Stored data entries:

━━━━━━━━━━

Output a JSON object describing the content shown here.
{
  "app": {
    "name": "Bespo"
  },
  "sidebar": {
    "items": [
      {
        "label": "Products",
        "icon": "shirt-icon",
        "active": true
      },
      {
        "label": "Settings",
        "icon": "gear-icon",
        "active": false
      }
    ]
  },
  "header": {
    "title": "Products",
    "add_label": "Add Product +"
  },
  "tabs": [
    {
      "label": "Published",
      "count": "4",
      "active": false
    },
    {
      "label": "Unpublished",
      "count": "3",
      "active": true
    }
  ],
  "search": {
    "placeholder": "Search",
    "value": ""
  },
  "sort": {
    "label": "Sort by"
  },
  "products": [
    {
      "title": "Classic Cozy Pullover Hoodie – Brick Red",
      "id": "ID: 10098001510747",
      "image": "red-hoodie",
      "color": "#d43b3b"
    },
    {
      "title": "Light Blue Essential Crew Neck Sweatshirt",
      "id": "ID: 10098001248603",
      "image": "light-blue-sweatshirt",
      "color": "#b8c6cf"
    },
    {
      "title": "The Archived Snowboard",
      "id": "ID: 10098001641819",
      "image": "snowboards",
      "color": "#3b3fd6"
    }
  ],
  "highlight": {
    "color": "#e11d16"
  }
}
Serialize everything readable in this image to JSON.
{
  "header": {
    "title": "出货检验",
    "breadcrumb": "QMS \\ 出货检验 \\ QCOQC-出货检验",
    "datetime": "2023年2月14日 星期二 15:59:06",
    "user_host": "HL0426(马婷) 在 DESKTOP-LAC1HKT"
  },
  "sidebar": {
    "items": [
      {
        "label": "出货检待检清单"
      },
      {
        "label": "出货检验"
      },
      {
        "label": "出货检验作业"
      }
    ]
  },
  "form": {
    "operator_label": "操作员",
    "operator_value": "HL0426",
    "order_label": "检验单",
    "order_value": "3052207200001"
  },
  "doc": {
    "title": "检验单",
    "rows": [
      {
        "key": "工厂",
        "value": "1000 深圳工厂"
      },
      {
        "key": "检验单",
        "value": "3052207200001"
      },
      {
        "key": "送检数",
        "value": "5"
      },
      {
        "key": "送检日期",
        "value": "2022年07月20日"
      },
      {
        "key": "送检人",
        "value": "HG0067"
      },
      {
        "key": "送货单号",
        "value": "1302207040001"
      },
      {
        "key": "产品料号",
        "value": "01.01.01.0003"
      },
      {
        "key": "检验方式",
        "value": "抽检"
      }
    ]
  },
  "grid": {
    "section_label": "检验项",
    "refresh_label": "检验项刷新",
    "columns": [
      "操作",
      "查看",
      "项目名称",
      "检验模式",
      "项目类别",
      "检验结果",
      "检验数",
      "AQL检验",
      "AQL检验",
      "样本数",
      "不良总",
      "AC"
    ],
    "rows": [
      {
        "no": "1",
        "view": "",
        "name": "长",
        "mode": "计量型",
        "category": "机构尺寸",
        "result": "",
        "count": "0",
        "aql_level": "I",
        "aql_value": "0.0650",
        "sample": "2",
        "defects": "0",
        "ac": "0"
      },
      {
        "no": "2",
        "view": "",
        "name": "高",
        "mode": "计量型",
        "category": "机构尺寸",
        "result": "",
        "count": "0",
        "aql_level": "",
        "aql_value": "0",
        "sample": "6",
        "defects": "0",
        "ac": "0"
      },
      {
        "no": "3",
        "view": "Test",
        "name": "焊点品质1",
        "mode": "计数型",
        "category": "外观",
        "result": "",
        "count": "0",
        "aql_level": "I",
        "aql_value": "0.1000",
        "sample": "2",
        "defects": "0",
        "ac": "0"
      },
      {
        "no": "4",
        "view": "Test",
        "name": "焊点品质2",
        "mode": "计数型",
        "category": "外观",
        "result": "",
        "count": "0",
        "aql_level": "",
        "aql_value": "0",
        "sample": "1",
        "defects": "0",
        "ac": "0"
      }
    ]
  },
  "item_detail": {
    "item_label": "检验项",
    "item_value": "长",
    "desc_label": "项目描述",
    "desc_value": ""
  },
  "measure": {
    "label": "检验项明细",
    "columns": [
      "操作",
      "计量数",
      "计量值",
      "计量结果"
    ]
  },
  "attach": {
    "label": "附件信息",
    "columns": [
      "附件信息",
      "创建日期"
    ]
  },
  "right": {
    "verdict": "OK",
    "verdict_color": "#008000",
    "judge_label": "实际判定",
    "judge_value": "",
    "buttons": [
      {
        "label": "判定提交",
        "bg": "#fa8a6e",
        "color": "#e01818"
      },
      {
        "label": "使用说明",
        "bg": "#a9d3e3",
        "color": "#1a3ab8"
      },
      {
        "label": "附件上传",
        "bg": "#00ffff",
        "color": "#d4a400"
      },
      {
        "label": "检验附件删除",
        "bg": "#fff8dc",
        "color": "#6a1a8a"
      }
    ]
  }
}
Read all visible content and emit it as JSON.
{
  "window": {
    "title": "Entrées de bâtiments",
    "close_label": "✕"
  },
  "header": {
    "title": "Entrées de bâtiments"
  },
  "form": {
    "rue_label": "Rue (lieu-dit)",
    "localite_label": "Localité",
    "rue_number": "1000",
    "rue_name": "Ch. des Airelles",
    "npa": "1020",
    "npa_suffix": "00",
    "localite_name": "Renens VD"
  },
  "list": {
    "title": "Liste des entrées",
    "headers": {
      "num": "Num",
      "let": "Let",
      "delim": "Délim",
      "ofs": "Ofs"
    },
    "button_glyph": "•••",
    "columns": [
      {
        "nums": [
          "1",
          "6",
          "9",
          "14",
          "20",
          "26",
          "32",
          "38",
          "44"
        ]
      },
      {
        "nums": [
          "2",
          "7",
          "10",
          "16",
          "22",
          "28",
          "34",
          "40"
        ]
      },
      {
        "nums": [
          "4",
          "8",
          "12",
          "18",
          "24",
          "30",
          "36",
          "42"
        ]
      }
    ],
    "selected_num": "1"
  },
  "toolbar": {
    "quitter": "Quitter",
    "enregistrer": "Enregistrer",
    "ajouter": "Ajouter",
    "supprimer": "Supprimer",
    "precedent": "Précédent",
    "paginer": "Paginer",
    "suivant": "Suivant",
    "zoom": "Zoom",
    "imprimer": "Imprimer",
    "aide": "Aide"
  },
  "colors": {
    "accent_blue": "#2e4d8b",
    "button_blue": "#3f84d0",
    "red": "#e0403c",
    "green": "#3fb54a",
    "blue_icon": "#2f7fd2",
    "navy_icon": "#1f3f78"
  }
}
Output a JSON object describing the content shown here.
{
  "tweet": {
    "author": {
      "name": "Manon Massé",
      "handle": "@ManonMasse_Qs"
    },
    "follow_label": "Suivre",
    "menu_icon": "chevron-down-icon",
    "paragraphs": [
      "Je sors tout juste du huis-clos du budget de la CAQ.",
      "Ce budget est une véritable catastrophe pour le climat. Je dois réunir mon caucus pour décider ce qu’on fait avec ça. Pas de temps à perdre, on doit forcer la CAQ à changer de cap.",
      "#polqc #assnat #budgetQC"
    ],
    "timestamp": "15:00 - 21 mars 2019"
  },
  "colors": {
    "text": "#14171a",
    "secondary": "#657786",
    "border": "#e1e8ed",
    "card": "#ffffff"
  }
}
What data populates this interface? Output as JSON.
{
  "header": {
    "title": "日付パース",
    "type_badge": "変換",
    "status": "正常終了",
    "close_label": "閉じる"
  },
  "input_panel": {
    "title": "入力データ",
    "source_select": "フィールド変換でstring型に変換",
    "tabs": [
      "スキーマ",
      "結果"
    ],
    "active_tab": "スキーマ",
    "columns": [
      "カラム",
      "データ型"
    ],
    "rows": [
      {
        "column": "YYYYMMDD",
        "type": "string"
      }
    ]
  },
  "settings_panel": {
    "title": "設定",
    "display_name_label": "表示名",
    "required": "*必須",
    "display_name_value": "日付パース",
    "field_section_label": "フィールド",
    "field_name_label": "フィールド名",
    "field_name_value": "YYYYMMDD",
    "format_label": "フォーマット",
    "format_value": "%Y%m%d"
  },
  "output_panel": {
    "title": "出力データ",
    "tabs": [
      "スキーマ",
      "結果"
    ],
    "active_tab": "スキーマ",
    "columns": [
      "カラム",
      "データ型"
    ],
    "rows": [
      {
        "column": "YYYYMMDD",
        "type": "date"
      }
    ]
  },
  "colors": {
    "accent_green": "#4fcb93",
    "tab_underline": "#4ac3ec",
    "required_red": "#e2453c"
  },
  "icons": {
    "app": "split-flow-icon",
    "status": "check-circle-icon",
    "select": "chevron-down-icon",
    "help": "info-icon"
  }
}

━━━━━━━━━━

* Exercise requirements
Your answer should be one number: how many lines of the listing include the word "chevron".

* Task response
2